> _Dataset items_
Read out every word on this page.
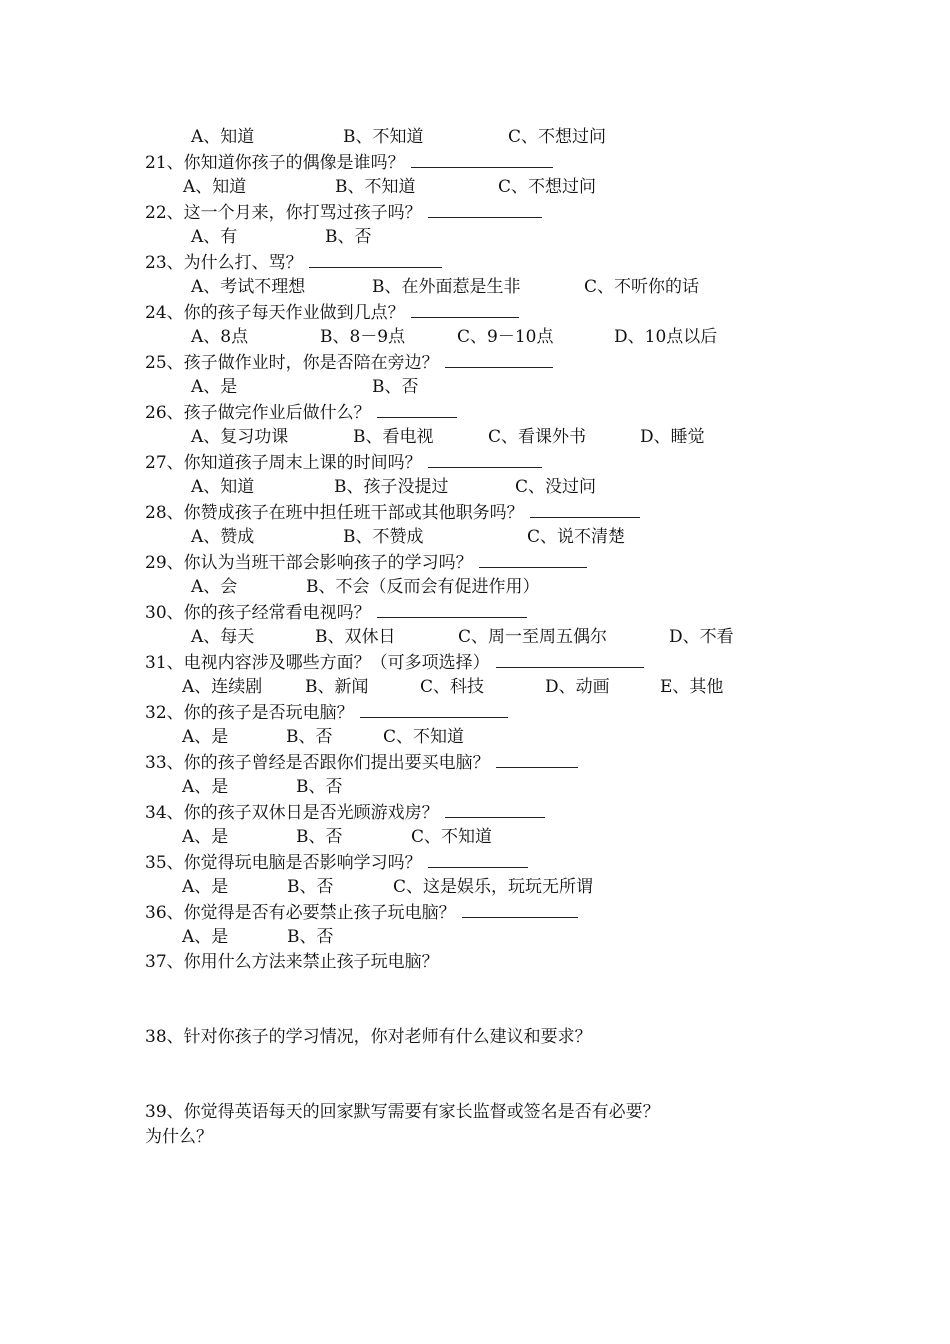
A、知道	B、不知道	C、不想过问
21、你知道你孩子的偶像是谁吗？
A、知道	B、不知道	C、不想过问
22、这一个月来，你打骂过孩子吗？
A、有	B、否
23、为什么打、骂？
A、考试不理想	B、在外面惹是生非	C、不听你的话
24、你的孩子每天作业做到几点？
A、8点	B、8－9点	C、9－10点	D、10点以后
25、孩子做作业时，你是否陪在旁边？
A、是	B、否
26、孩子做完作业后做什么？
A、复习功课	B、看电视	C、看课外书	D、睡觉
27、你知道孩子周末上课的时间吗？
A、知道	B、孩子没提过	C、没过问
28、你赞成孩子在班中担任班干部或其他职务吗？
A、赞成	B、不赞成	C、说不清楚
29、你认为当班干部会影响孩子的学习吗？
A、会	B、不会（反而会有促进作用）
30、你的孩子经常看电视吗？
A、每天	B、双休日	C、周一至周五偶尔	D、不看
31、电视内容涉及哪些方面？（可多项选择）
A、连续剧	B、新闻	C、科技	D、动画	E、其他
32、你的孩子是否玩电脑？
A、是	B、否	C、不知道
33、你的孩子曾经是否跟你们提出要买电脑？
A、是	B、否
34、你的孩子双休日是否光顾游戏房？
A、是	B、否	C、不知道
35、你觉得玩电脑是否影响学习吗？
A、是	B、否	C、这是娱乐，玩玩无所谓
36、你觉得是否有必要禁止孩子玩电脑？
A、是	B、否
37、你用什么方法来禁止孩子玩电脑？
38、针对你孩子的学习情况，你对老师有什么建议和要求？
39、你觉得英语每天的回家默写需要有家长监督或签名是否有必要？
为什么？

> _What is expected_
Retype the whole listing exactly and leave the pictures out.

> _Output_
Read out every word on this page.
A、知道	B、不知道	C、不想过问
21、你知道你孩子的偶像是谁吗？
A、知道	B、不知道	C、不想过问
22、这一个月来，你打骂过孩子吗？
A、有	B、否
23、为什么打、骂？
A、考试不理想	B、在外面惹是生非	C、不听你的话
24、你的孩子每天作业做到几点？
A、8点	B、8－9点	C、9－10点	D、10点以后
25、孩子做作业时，你是否陪在旁边？
A、是	B、否
26、孩子做完作业后做什么？
A、复习功课	B、看电视	C、看课外书	D、睡觉
27、你知道孩子周末上课的时间吗？
A、知道	B、孩子没提过	C、没过问
28、你赞成孩子在班中担任班干部或其他职务吗？
A、赞成	B、不赞成	C、说不清楚
29、你认为当班干部会影响孩子的学习吗？
A、会	B、不会（反而会有促进作用）
30、你的孩子经常看电视吗？
A、每天	B、双休日	C、周一至周五偶尔	D、不看
31、电视内容涉及哪些方面？（可多项选择）
A、连续剧	B、新闻	C、科技	D、动画	E、其他
32、你的孩子是否玩电脑？
A、是	B、否	C、不知道
33、你的孩子曾经是否跟你们提出要买电脑？
A、是	B、否
34、你的孩子双休日是否光顾游戏房？
A、是	B、否	C、不知道
35、你觉得玩电脑是否影响学习吗？
A、是	B、否	C、这是娱乐，玩玩无所谓
36、你觉得是否有必要禁止孩子玩电脑？
A、是	B、否
37、你用什么方法来禁止孩子玩电脑？
38、针对你孩子的学习情况，你对老师有什么建议和要求？
39、你觉得英语每天的回家默写需要有家长监督或签名是否有必要？
为什么？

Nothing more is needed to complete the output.